■ Trecho
FILOSOFIA É TAREFA DIFÍCIL: uma interpretação da "Alegoria da Caverna" de Platão

FILOSOFIA É TAREFA DIFÍCIL: uma interpretação da “Alegoria da Caverna” de Platão

Ideal, irreal, pólis perfeita, dentre tantos outros adjetivos - é dessa forma que a cidade socrático-platônica perfila-se no horizonte filosófico: qual uma estrela distante.

O filósofo Platão [428?-348 a.C], expressando o seu desencanto, ou melhor, a sua visão e o seu juízo sobre a decadência da pólis grega – no conjunto de sua obra -, constrói, então, o projeto de uma cidade modelo, uma cidade paradigmática, na qual, em especial, toda causa de corrupção estaria fadada à extinção.

Consoante à visão platônica, existe, para além do plano dos fenômenos sensíveis, um outro mundo: uma espécie de “planeta” povoado de realidades constituídas pelos mesmos atributos que existem em nosso exterior ou interior. Estas “realidades” seriam as idéias perfeitas (“eidos”). Elas não representariam, apenas, simples formas abstratas do pensamento, mas seriam realidades objetivas com atributo de eternidade (isto significa realidade para Platão!). Nesse caso, as coisas terrenas não passariam de meras cópias dessas idéias perfeitas. As coisas terrenas seriam cópias impregnadas de imperfeições e, sobretudo, passageiras; elas habitam o “Mundo das Sombras”, em contraponto ao “Mundo Inteligível” ou ao “Mundo das Idéias”, donde procede o foco luminoso e transcendente da idéia do Bem Supremo.

Todavia, caso queiramos bem definir o que caracteriza tal atitude filosófica platônica, os obstáculos multiplicam-se, pois, como pode o perfeito se perfazer no irreal? E como pode o irreal ser perfeito e ideal, isto é, o “Mundo Inteligível” ou o “Mundo das Idéias”? De certo, nos confrontamos com um paradoxo! com uma visão fulgurante! ou com um êxtase místico?!

Com efeito, nada mais que um dos nós do pensamento platônico... Entretanto, as possíveis respostas para tais questões - que geralmente latejam informuladas na esfera da noção comum – devem ser iluminadas por aquilo que se lê, de corpo inteiro, nas páginas de “A República”, a obra que, sem sombra de dúvidas, é a mais representativa de Platão, auxiliando-nos a esclarecer, sobretudo, o que se entende por cidade platônica.

■ Dados exibidos
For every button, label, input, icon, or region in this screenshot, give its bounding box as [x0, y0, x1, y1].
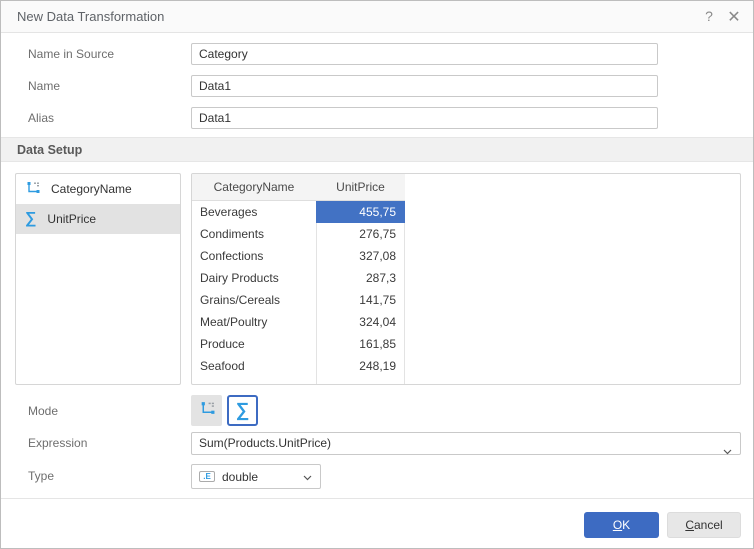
field-list-panel: CategoryName ∑ UnitPrice: [15, 173, 181, 385]
type-value: double: [222, 470, 258, 484]
field-item-label: UnitPrice: [47, 212, 96, 226]
table-body: Beverages 455,75 Condiments 276,75 Confe…: [192, 201, 405, 377]
ok-button[interactable]: OK: [584, 512, 659, 538]
dialog-title: New Data Transformation: [17, 9, 164, 24]
dimension-icon: [25, 180, 40, 198]
column-header-categoryname[interactable]: CategoryName: [192, 174, 316, 200]
cancel-button[interactable]: Cancel: [667, 512, 741, 538]
sum-mode-button[interactable]: ∑: [227, 395, 258, 426]
table-row[interactable]: Condiments 276,75: [192, 223, 405, 245]
value-cell[interactable]: 248,19: [316, 355, 405, 377]
category-cell[interactable]: Grains/Cereals: [192, 293, 316, 307]
value-cell[interactable]: 141,75: [316, 289, 405, 311]
name-input[interactable]: [191, 75, 658, 97]
type-label: Type: [28, 465, 54, 487]
category-cell[interactable]: Condiments: [192, 227, 316, 241]
alias-input[interactable]: [191, 107, 658, 129]
value-cell[interactable]: 161,85: [316, 333, 405, 355]
name-label: Name: [28, 75, 60, 97]
table-row[interactable]: Meat/Poultry 324,04: [192, 311, 405, 333]
name-in-source-label: Name in Source: [28, 43, 114, 65]
value-cell[interactable]: 327,08: [316, 245, 405, 267]
chevron-down-icon: [303, 470, 312, 484]
table-header: CategoryName UnitPrice: [192, 174, 405, 201]
category-cell[interactable]: Meat/Poultry: [192, 315, 316, 329]
table-row[interactable]: Beverages 455,75: [192, 201, 405, 223]
table-row[interactable]: Dairy Products 287,3: [192, 267, 405, 289]
field-item-categoryname[interactable]: CategoryName: [16, 174, 180, 204]
dimension-mode-button[interactable]: [191, 395, 222, 426]
field-item-label: CategoryName: [51, 182, 132, 196]
alias-label: Alias: [28, 107, 54, 129]
sum-icon: ∑: [25, 211, 36, 227]
data-preview-panel: CategoryName UnitPrice Beverages 455,75 …: [191, 173, 741, 385]
mode-label: Mode: [28, 400, 58, 422]
sum-icon: ∑: [236, 401, 250, 420]
data-setup-section-header: Data Setup: [1, 137, 753, 162]
footer-divider: [1, 498, 753, 499]
value-cell-selected[interactable]: 455,75: [316, 201, 405, 223]
category-cell[interactable]: Beverages: [192, 205, 316, 219]
chevron-down-icon: [723, 441, 732, 462]
dimension-icon: [199, 400, 215, 421]
type-select[interactable]: .E double: [191, 464, 321, 489]
table-row[interactable]: Seafood 248,19: [192, 355, 405, 377]
category-cell[interactable]: Seafood: [192, 359, 316, 373]
category-cell[interactable]: Produce: [192, 337, 316, 351]
name-in-source-input[interactable]: [191, 43, 658, 65]
new-data-transformation-dialog: New Data Transformation ? ✕ Name in Sour…: [0, 0, 754, 549]
close-icon[interactable]: ✕: [726, 7, 742, 27]
table-row[interactable]: Produce 161,85: [192, 333, 405, 355]
expression-value: Sum(Products.UnitPrice): [199, 436, 331, 450]
value-cell[interactable]: 276,75: [316, 223, 405, 245]
field-item-unitprice[interactable]: ∑ UnitPrice: [16, 204, 180, 234]
title-bar: New Data Transformation ? ✕: [1, 1, 753, 33]
category-cell[interactable]: Confections: [192, 249, 316, 263]
section-title: Data Setup: [17, 143, 82, 157]
value-cell[interactable]: 324,04: [316, 311, 405, 333]
table-row[interactable]: Grains/Cereals 141,75: [192, 289, 405, 311]
column-header-unitprice[interactable]: UnitPrice: [316, 174, 405, 200]
help-icon[interactable]: ?: [701, 8, 717, 24]
expression-combobox[interactable]: Sum(Products.UnitPrice): [191, 432, 741, 455]
expression-label: Expression: [28, 432, 87, 454]
value-cell[interactable]: 287,3: [316, 267, 405, 289]
double-type-icon: .E: [199, 471, 215, 482]
category-cell[interactable]: Dairy Products: [192, 271, 316, 285]
table-row[interactable]: Confections 327,08: [192, 245, 405, 267]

■ O que fazer
Liste, sem repetir, todas as palavras e expressões que aparecem entre aspas no trecho sobre Platão. Os dados não têm nada a ver com o trecho.

■ Resposta escrita
- Alegoria da Caverna
- planeta
- realidades
- eidos
- Mundo das Sombras
- Mundo Inteligível
- Mundo das Idéias
- A República